- [RAW DATA]:

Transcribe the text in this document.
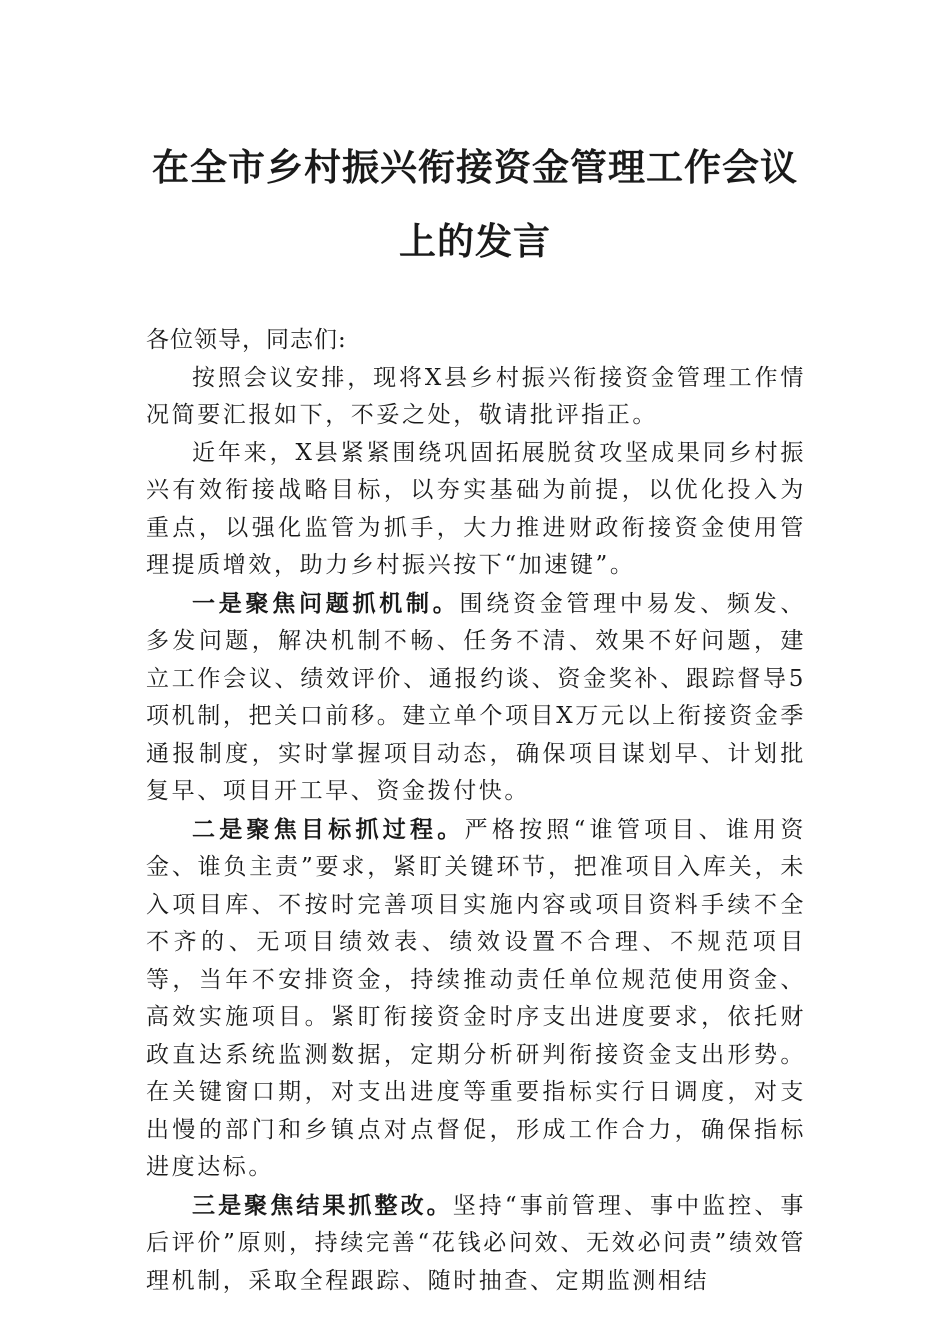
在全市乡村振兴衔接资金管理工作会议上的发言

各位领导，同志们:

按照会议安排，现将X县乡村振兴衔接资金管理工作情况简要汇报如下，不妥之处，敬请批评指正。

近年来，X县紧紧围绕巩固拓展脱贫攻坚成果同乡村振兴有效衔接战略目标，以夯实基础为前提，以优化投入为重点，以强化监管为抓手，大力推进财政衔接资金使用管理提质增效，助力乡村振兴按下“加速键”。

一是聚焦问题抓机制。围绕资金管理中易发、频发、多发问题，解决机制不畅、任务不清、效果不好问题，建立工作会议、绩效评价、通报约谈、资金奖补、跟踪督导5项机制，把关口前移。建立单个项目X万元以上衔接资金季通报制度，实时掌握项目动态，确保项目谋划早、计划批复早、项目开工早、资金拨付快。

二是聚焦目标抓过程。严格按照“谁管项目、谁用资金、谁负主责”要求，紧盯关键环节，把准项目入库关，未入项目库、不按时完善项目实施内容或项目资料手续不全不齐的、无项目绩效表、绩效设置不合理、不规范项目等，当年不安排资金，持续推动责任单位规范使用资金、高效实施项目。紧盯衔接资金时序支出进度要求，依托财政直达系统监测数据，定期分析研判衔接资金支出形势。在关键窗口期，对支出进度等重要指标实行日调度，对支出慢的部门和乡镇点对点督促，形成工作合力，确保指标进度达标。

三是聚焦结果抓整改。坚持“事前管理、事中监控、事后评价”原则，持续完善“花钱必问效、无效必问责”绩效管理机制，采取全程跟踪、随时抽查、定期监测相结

- [OBJECTIVE]: Copy the data exactly. Any picture it contains is to be omitted.

- [WRITTEN SOLUTION]:
Transcribe the text in this document.
在全市乡村振兴衔接资金管理工作会议上的发言

各位领导，同志们:

按照会议安排，现将X县乡村振兴衔接资金管理工作情况简要汇报如下，不妥之处，敬请批评指正。

近年来，X县紧紧围绕巩固拓展脱贫攻坚成果同乡村振兴有效衔接战略目标，以夯实基础为前提，以优化投入为重点，以强化监管为抓手，大力推进财政衔接资金使用管理提质增效，助力乡村振兴按下“加速键”。

一是聚焦问题抓机制。围绕资金管理中易发、频发、多发问题，解决机制不畅、任务不清、效果不好问题，建立工作会议、绩效评价、通报约谈、资金奖补、跟踪督导5项机制，把关口前移。建立单个项目X万元以上衔接资金季通报制度，实时掌握项目动态，确保项目谋划早、计划批复早、项目开工早、资金拨付快。

二是聚焦目标抓过程。严格按照“谁管项目、谁用资金、谁负主责”要求，紧盯关键环节，把准项目入库关，未入项目库、不按时完善项目实施内容或项目资料手续不全不齐的、无项目绩效表、绩效设置不合理、不规范项目等，当年不安排资金，持续推动责任单位规范使用资金、高效实施项目。紧盯衔接资金时序支出进度要求，依托财政直达系统监测数据，定期分析研判衔接资金支出形势。在关键窗口期，对支出进度等重要指标实行日调度，对支出慢的部门和乡镇点对点督促，形成工作合力，确保指标进度达标。

三是聚焦结果抓整改。坚持“事前管理、事中监控、事后评价”原则，持续完善“花钱必问效、无效必问责”绩效管理机制，采取全程跟踪、随时抽查、定期监测相结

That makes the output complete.